> Task goal: Reproduce each line, exactly, from the one containing "Read all visible content and emit it as JSON." through the end of the material. Exclude pictures.

(Saved entries)
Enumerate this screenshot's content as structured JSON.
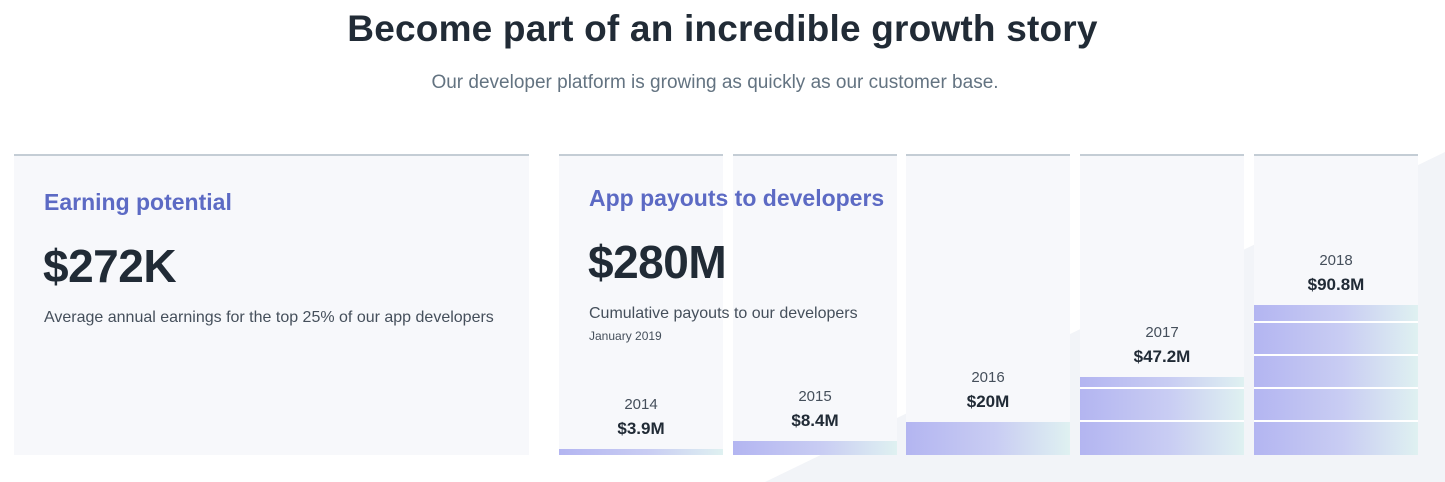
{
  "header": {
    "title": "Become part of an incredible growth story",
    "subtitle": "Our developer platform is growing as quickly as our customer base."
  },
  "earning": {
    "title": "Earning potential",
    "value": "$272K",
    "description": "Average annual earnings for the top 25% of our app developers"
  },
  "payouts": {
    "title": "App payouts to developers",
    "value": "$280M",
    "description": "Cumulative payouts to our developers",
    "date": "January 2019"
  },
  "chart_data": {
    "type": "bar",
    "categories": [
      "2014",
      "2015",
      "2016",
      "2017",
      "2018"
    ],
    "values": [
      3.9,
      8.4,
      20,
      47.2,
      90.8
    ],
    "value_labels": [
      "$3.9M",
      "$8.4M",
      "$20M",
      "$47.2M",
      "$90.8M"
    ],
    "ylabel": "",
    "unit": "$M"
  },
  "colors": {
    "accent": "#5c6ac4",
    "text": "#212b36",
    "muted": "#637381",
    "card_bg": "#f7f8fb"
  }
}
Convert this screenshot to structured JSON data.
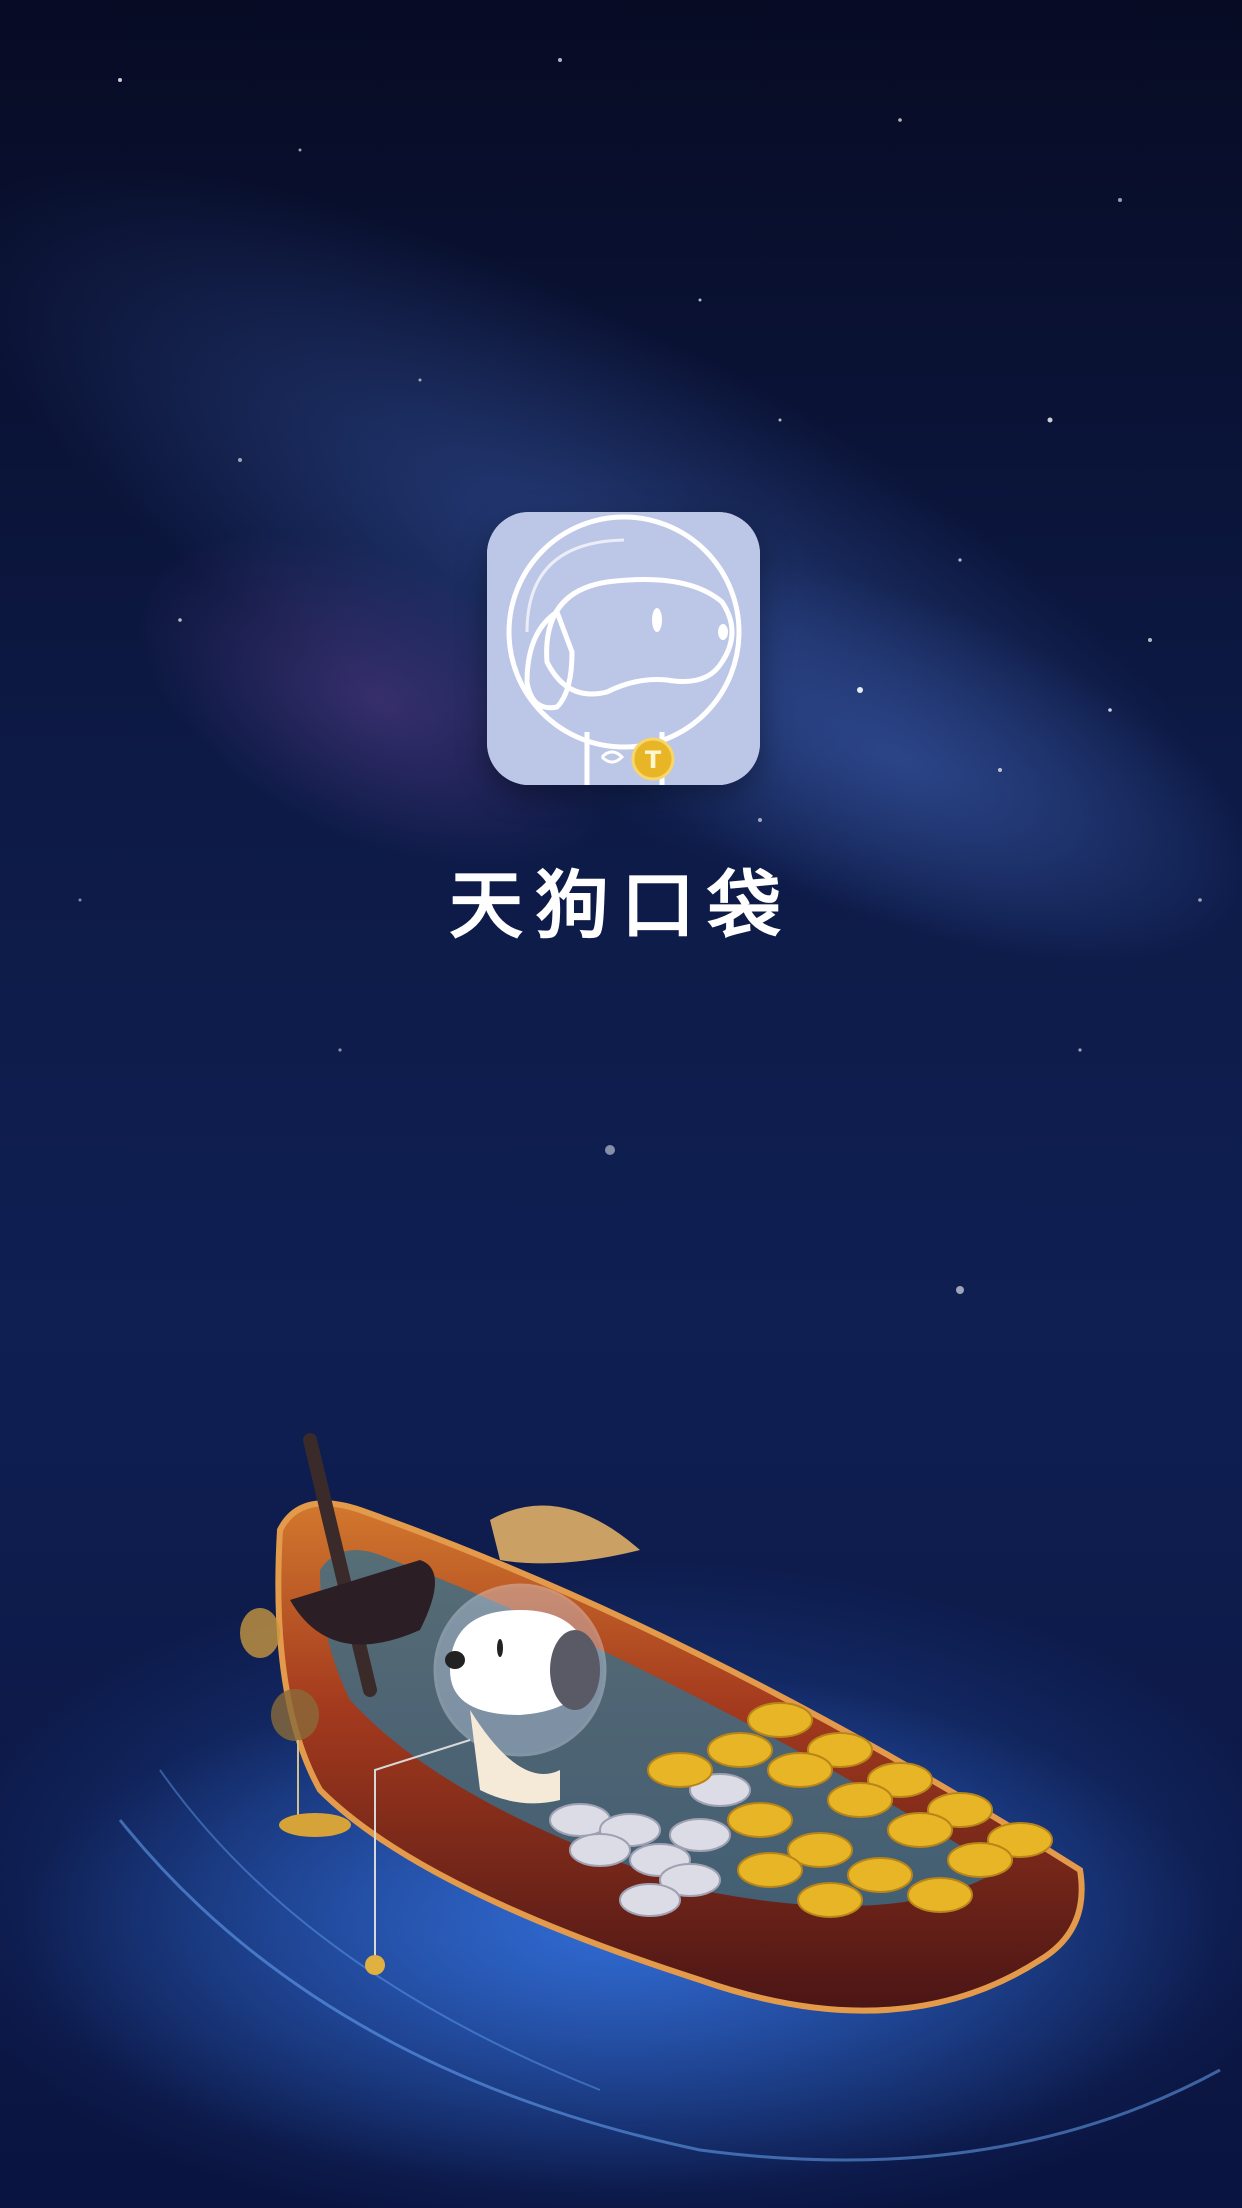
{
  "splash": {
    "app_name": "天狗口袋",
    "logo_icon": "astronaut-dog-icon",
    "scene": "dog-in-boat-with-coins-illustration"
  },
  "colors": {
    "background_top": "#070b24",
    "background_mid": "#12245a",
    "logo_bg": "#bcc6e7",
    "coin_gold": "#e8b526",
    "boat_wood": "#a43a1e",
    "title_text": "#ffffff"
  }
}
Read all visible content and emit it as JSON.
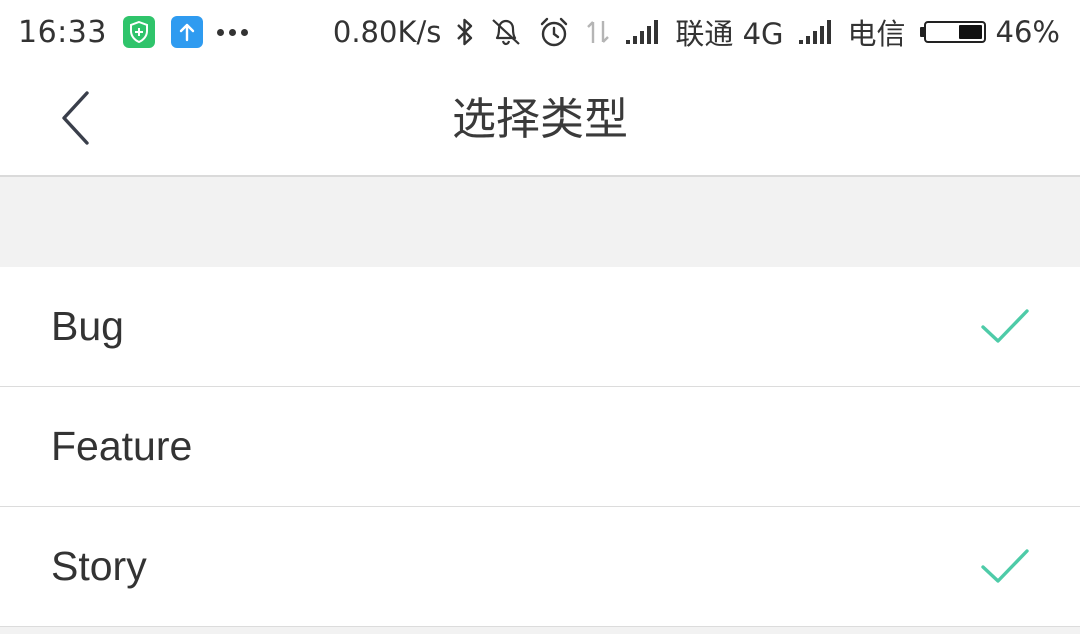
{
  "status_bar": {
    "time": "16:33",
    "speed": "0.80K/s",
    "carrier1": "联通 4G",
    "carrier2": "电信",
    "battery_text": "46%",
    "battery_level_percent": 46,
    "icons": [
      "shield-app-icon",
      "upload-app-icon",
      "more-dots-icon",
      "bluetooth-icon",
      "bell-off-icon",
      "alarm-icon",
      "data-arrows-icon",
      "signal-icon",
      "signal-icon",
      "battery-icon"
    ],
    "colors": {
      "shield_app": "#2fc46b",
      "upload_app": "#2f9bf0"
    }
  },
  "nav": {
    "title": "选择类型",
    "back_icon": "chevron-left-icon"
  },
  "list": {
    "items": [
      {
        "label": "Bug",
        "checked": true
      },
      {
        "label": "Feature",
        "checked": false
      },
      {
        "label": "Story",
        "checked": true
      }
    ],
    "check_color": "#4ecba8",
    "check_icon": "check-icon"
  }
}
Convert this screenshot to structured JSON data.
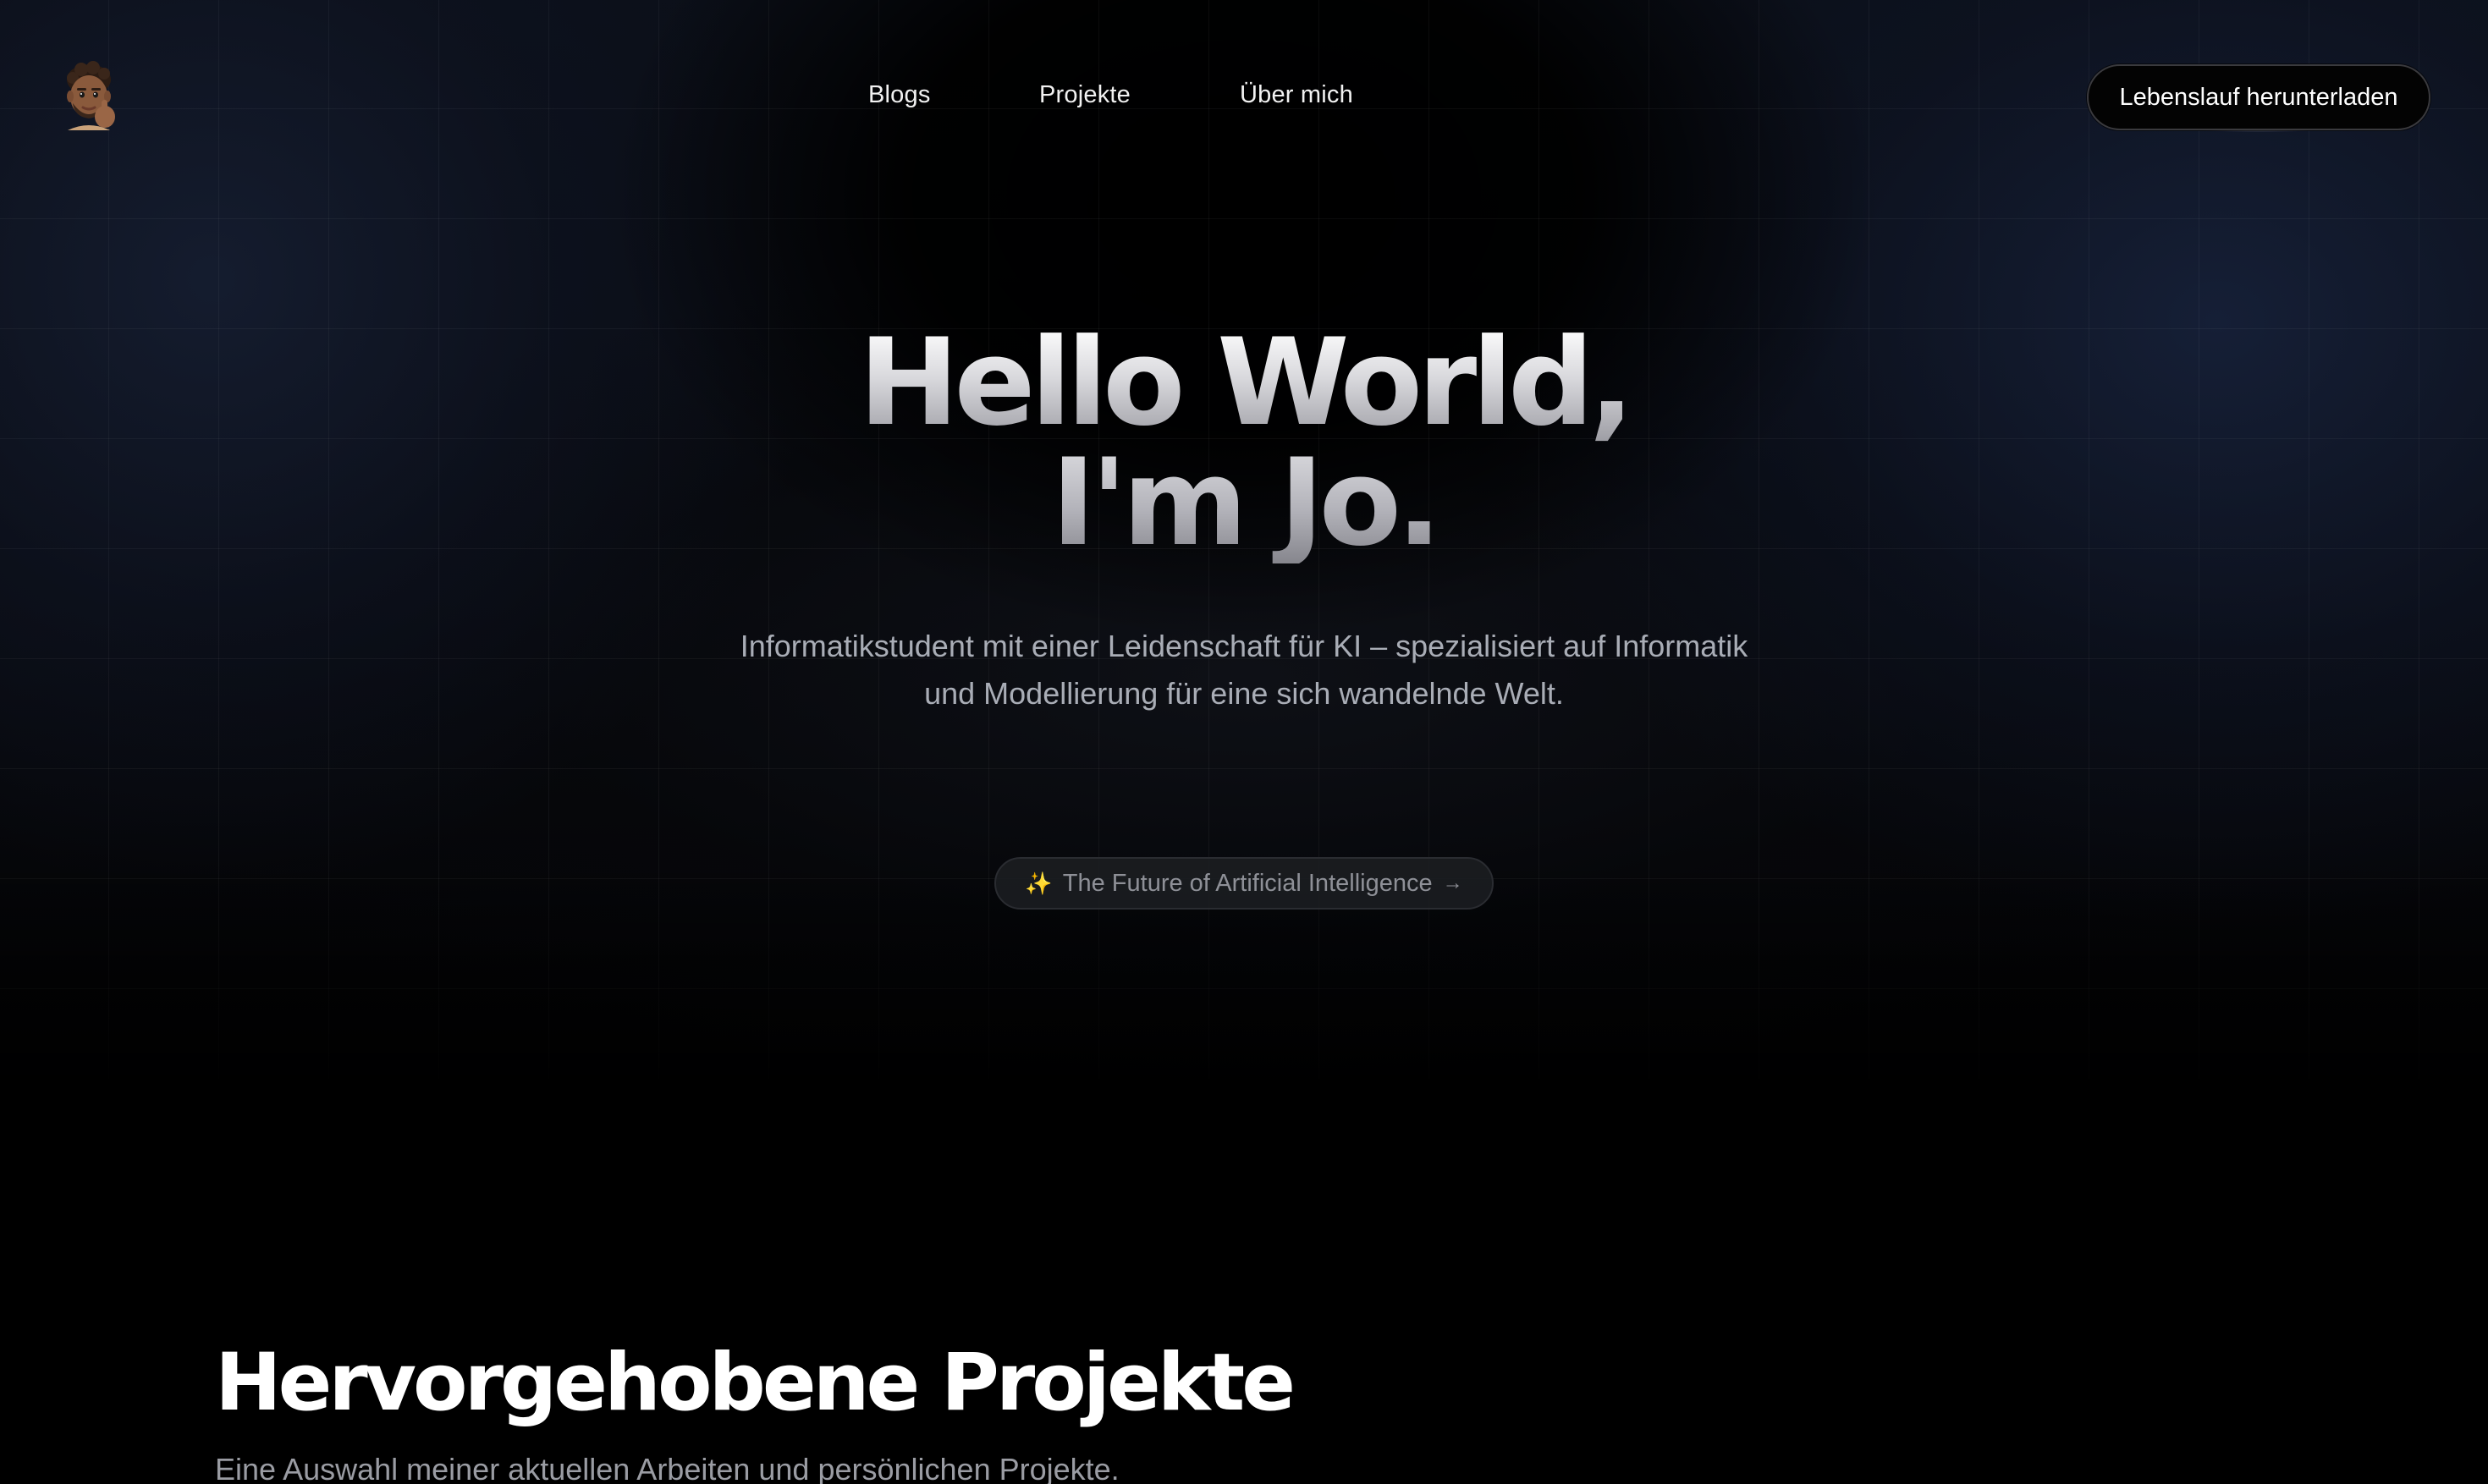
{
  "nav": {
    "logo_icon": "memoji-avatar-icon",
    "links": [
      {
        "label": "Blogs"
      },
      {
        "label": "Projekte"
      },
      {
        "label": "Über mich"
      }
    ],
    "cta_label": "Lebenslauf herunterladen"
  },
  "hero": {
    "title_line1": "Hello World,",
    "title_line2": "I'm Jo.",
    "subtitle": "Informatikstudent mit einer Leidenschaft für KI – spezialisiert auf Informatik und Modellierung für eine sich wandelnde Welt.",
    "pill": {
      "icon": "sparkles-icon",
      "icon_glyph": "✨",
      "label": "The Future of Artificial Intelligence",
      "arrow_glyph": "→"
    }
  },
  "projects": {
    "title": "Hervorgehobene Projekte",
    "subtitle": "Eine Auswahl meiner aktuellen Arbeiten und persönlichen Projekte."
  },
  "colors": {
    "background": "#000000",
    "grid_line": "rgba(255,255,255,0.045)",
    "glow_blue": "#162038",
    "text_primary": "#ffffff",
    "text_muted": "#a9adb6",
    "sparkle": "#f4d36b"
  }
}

> Response for this exercise:
Read all visible content and emit it as JSON.
{
  "status_bar": {
    "time": "16:33",
    "speed": "0.80K/s",
    "carrier1": "联通 4G",
    "carrier2": "电信",
    "battery_text": "46%",
    "battery_level_percent": 46,
    "icons": [
      "shield-app-icon",
      "upload-app-icon",
      "more-dots-icon",
      "bluetooth-icon",
      "bell-off-icon",
      "alarm-icon",
      "data-arrows-icon",
      "signal-icon",
      "signal-icon",
      "battery-icon"
    ],
    "colors": {
      "shield_app": "#2fc46b",
      "upload_app": "#2f9bf0"
    }
  },
  "nav": {
    "title": "选择类型",
    "back_icon": "chevron-left-icon"
  },
  "list": {
    "items": [
      {
        "label": "Bug",
        "checked": true
      },
      {
        "label": "Feature",
        "checked": false
      },
      {
        "label": "Story",
        "checked": true
      }
    ],
    "check_color": "#4ecba8",
    "check_icon": "check-icon"
  }
}
Convert this screenshot to structured JSON data.
{
  "nav": {
    "logo_icon": "memoji-avatar-icon",
    "links": [
      {
        "label": "Blogs"
      },
      {
        "label": "Projekte"
      },
      {
        "label": "Über mich"
      }
    ],
    "cta_label": "Lebenslauf herunterladen"
  },
  "hero": {
    "title_line1": "Hello World,",
    "title_line2": "I'm Jo.",
    "subtitle": "Informatikstudent mit einer Leidenschaft für KI – spezialisiert auf Informatik und Modellierung für eine sich wandelnde Welt.",
    "pill": {
      "icon": "sparkles-icon",
      "icon_glyph": "✨",
      "label": "The Future of Artificial Intelligence",
      "arrow_glyph": "→"
    }
  },
  "projects": {
    "title": "Hervorgehobene Projekte",
    "subtitle": "Eine Auswahl meiner aktuellen Arbeiten und persönlichen Projekte."
  },
  "colors": {
    "background": "#000000",
    "grid_line": "rgba(255,255,255,0.045)",
    "glow_blue": "#162038",
    "text_primary": "#ffffff",
    "text_muted": "#a9adb6",
    "sparkle": "#f4d36b"
  }
}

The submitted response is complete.